* [CHALLENGE]: Without the images, output each record below as it stands.
## Begin
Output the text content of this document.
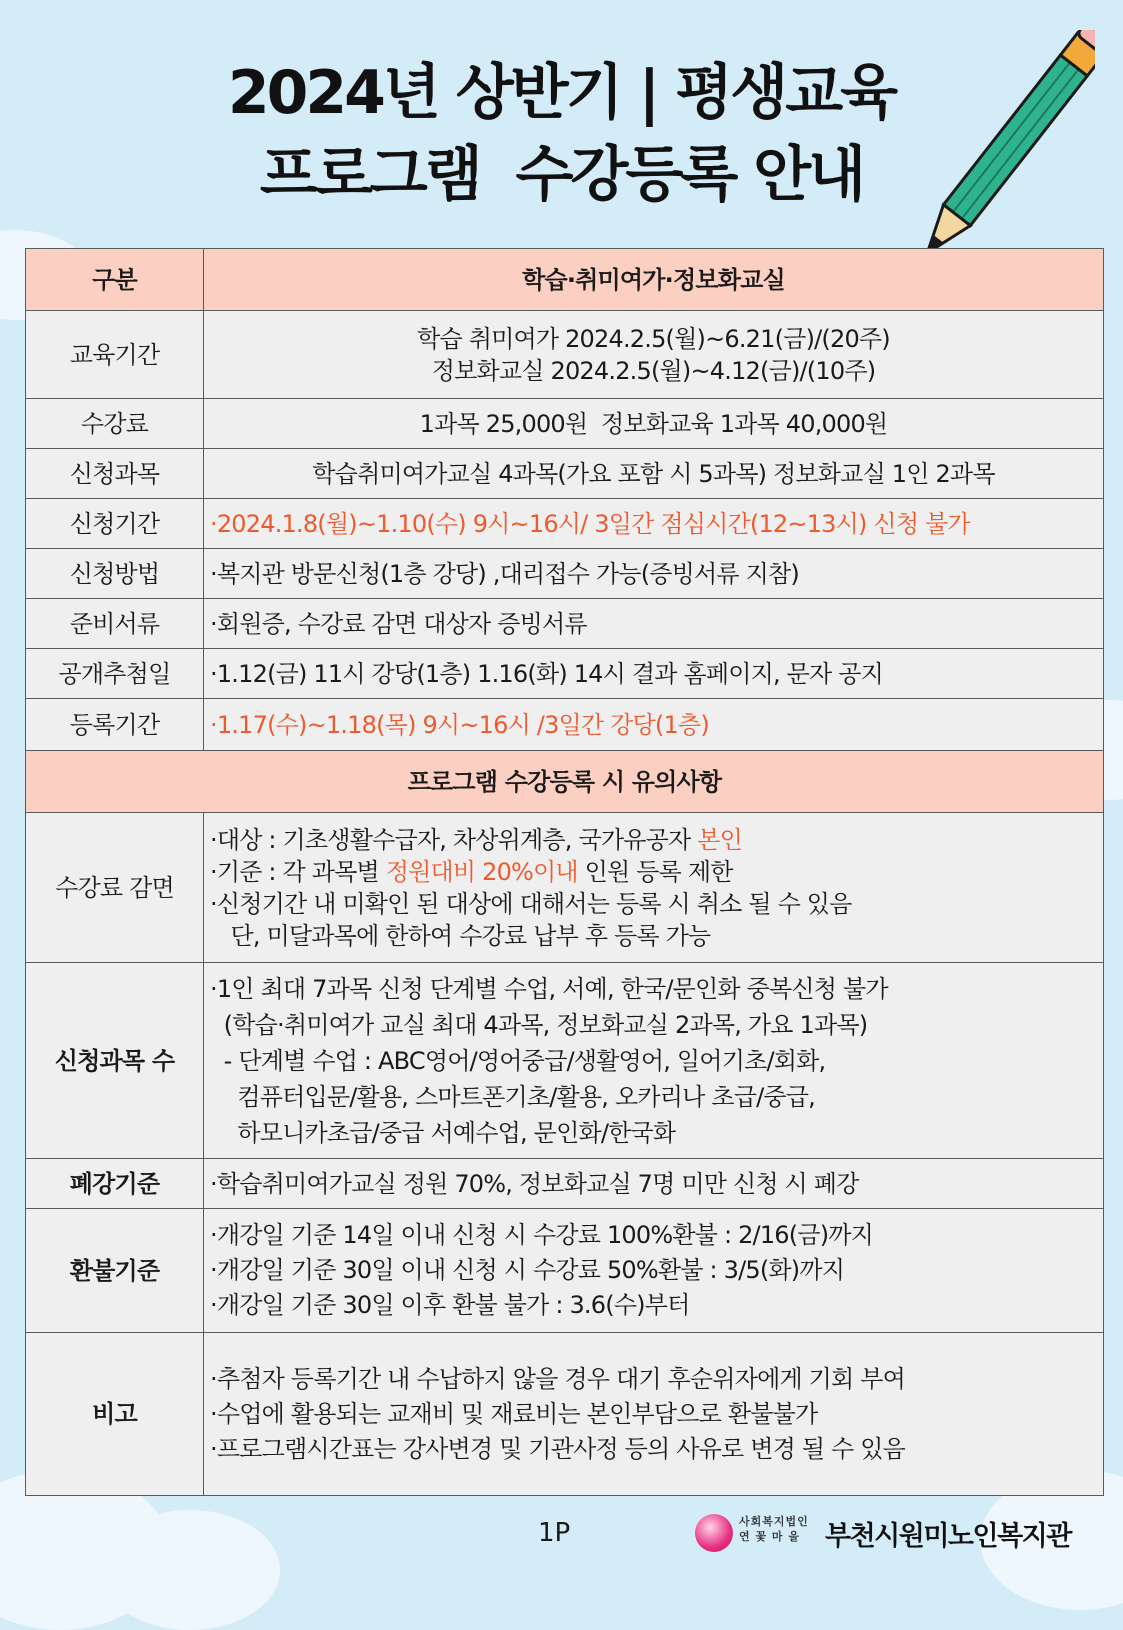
2024년 상반기 | 평생교육
프로그램  수강등록 안내
구분	학습·취미여가·정보화교실
교육기간	학습 취미여가 2024.2.5(월)~6.21(금)/(20주)
정보화교실 2024.2.5(월)~4.12(금)/(10주)

수강료	1과목 25,000원  정보화교육 1과목 40,000원
신청과목	학습취미여가교실 4과목(가요 포함 시 5과목) 정보화교실 1인 2과목
신청기간	·2024.1.8(월)~1.10(수) 9시~16시/ 3일간 점심시간(12~13시) 신청 불가
신청방법	·복지관 방문신청(1층 강당) ,대리접수 가능(증빙서류 지참)
준비서류	·회원증, 수강료 감면 대상자 증빙서류
공개추첨일	·1.12(금) 11시 강당(1층) 1.16(화) 14시 결과 홈페이지, 문자 공지
등록기간	·1.17(수)~1.18(목) 9시~16시 /3일간 강당(1층)
프로그램 수강등록 시 유의사항	
수강료 감면	·대상 : 기초생활수급자, 차상위계층, 국가유공자 본인
·기준 : 각 과목별 정원대비 20%이내 인원 등록 제한
·신청기간 내 미확인 된 대상에 대해서는 등록 시 취소 될 수 있음
단, 미달과목에 한하여 수강료 납부 후 등록 가능

신청과목 수	·1인 최대 7과목 신청 단계별 수업, 서예, 한국/문인화 중복신청 불가
(학습·취미여가 교실 최대 4과목, 정보화교실 2과목, 가요 1과목)
- 단계별 수업 : ABC영어/영어중급/생활영어, 일어기초/회화,
컴퓨터입문/활용, 스마트폰기초/활용, 오카리나 초급/중급,
하모니카초급/중급 서예수업, 문인화/한국화

폐강기준	·학습취미여가교실 정원 70%, 정보화교실 7명 미만 신청 시 폐강
환불기준	·개강일 기준 14일 이내 신청 시 수강료 100%환불 : 2/16(금)까지
·개강일 기준 30일 이내 신청 시 수강료 50%환불 : 3/5(화)까지
·개강일 기준 30일 이후 환불 불가 : 3.6(수)부터

비고	·추첨자 등록기간 내 수납하지 않을 경우 대기 후순위자에게 기회 부여
·수업에 활용되는 교재비 및 재료비는 본인부담으로 환불불가
·프로그램시간표는 강사변경 및 기관사정 등의 사유로 변경 될 수 있음
1P	사회복지법인
연 꽃 마 을 부천시원미노인복지관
## End
* [RESPONSE]:
Output the text content of this document.
2024년 상반기 | 평생교육
프로그램  수강등록 안내
구분	학습·취미여가·정보화교실
교육기간	학습 취미여가 2024.2.5(월)~6.21(금)/(20주)
정보화교실 2024.2.5(월)~4.12(금)/(10주)

수강료	1과목 25,000원  정보화교육 1과목 40,000원
신청과목	학습취미여가교실 4과목(가요 포함 시 5과목) 정보화교실 1인 2과목
신청기간	·2024.1.8(월)~1.10(수) 9시~16시/ 3일간 점심시간(12~13시) 신청 불가
신청방법	·복지관 방문신청(1층 강당) ,대리접수 가능(증빙서류 지참)
준비서류	·회원증, 수강료 감면 대상자 증빙서류
공개추첨일	·1.12(금) 11시 강당(1층) 1.16(화) 14시 결과 홈페이지, 문자 공지
등록기간	·1.17(수)~1.18(목) 9시~16시 /3일간 강당(1층)
프로그램 수강등록 시 유의사항	
수강료 감면	·대상 : 기초생활수급자, 차상위계층, 국가유공자 본인
·기준 : 각 과목별 정원대비 20%이내 인원 등록 제한
·신청기간 내 미확인 된 대상에 대해서는 등록 시 취소 될 수 있음
단, 미달과목에 한하여 수강료 납부 후 등록 가능

신청과목 수	·1인 최대 7과목 신청 단계별 수업, 서예, 한국/문인화 중복신청 불가
(학습·취미여가 교실 최대 4과목, 정보화교실 2과목, 가요 1과목)
- 단계별 수업 : ABC영어/영어중급/생활영어, 일어기초/회화,
컴퓨터입문/활용, 스마트폰기초/활용, 오카리나 초급/중급,
하모니카초급/중급 서예수업, 문인화/한국화

폐강기준	·학습취미여가교실 정원 70%, 정보화교실 7명 미만 신청 시 폐강
환불기준	·개강일 기준 14일 이내 신청 시 수강료 100%환불 : 2/16(금)까지
·개강일 기준 30일 이내 신청 시 수강료 50%환불 : 3/5(화)까지
·개강일 기준 30일 이후 환불 불가 : 3.6(수)부터

비고	·추첨자 등록기간 내 수납하지 않을 경우 대기 후순위자에게 기회 부여
·수업에 활용되는 교재비 및 재료비는 본인부담으로 환불불가
·프로그램시간표는 강사변경 및 기관사정 등의 사유로 변경 될 수 있음
1P	사회복지법인
연 꽃 마 을 부천시원미노인복지관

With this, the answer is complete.